◆ Work instructions
Below is a listing; copy all of it exactly.
++++ Raw records
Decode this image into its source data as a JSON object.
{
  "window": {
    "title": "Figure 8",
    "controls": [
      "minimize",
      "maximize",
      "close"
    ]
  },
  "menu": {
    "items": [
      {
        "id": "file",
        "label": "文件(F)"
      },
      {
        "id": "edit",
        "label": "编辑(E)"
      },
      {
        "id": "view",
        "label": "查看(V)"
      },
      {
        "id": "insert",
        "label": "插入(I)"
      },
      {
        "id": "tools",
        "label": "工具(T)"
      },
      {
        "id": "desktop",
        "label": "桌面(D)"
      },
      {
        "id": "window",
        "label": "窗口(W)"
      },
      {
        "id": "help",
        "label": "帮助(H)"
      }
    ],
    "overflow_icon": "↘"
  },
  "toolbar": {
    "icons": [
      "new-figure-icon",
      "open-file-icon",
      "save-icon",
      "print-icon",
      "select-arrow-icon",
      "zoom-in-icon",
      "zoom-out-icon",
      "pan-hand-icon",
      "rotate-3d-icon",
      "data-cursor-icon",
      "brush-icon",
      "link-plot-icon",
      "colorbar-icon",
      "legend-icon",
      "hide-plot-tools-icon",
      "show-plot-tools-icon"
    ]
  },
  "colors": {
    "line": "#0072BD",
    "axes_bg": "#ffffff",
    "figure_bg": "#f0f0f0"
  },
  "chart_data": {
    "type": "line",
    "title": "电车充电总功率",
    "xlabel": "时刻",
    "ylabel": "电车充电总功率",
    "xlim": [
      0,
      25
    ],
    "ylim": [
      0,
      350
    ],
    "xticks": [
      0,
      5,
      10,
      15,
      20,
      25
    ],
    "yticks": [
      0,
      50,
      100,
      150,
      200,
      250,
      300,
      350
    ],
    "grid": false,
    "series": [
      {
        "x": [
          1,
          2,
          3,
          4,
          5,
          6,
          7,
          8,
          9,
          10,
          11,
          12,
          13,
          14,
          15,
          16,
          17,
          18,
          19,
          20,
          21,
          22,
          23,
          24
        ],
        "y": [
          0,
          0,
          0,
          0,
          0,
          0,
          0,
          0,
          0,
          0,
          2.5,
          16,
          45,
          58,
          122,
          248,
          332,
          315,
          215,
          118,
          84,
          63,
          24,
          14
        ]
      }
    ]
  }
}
++++++++
◆ Solution to this problem
Decode this image into its source data as a JSON object.
{
  "window": {
    "title": "Figure 8",
    "controls": [
      "minimize",
      "maximize",
      "close"
    ]
  },
  "menu": {
    "items": [
      {
        "id": "file",
        "label": "文件(F)"
      },
      {
        "id": "edit",
        "label": "编辑(E)"
      },
      {
        "id": "view",
        "label": "查看(V)"
      },
      {
        "id": "insert",
        "label": "插入(I)"
      },
      {
        "id": "tools",
        "label": "工具(T)"
      },
      {
        "id": "desktop",
        "label": "桌面(D)"
      },
      {
        "id": "window",
        "label": "窗口(W)"
      },
      {
        "id": "help",
        "label": "帮助(H)"
      }
    ],
    "overflow_icon": "↘"
  },
  "toolbar": {
    "icons": [
      "new-figure-icon",
      "open-file-icon",
      "save-icon",
      "print-icon",
      "select-arrow-icon",
      "zoom-in-icon",
      "zoom-out-icon",
      "pan-hand-icon",
      "rotate-3d-icon",
      "data-cursor-icon",
      "brush-icon",
      "link-plot-icon",
      "colorbar-icon",
      "legend-icon",
      "hide-plot-tools-icon",
      "show-plot-tools-icon"
    ]
  },
  "colors": {
    "line": "#0072BD",
    "axes_bg": "#ffffff",
    "figure_bg": "#f0f0f0"
  },
  "chart_data": {
    "type": "line",
    "title": "电车充电总功率",
    "xlabel": "时刻",
    "ylabel": "电车充电总功率",
    "xlim": [
      0,
      25
    ],
    "ylim": [
      0,
      350
    ],
    "xticks": [
      0,
      5,
      10,
      15,
      20,
      25
    ],
    "yticks": [
      0,
      50,
      100,
      150,
      200,
      250,
      300,
      350
    ],
    "grid": false,
    "series": [
      {
        "x": [
          1,
          2,
          3,
          4,
          5,
          6,
          7,
          8,
          9,
          10,
          11,
          12,
          13,
          14,
          15,
          16,
          17,
          18,
          19,
          20,
          21,
          22,
          23,
          24
        ],
        "y": [
          0,
          0,
          0,
          0,
          0,
          0,
          0,
          0,
          0,
          0,
          2.5,
          16,
          45,
          58,
          122,
          248,
          332,
          315,
          215,
          118,
          84,
          63,
          24,
          14
        ]
      }
    ]
  }
}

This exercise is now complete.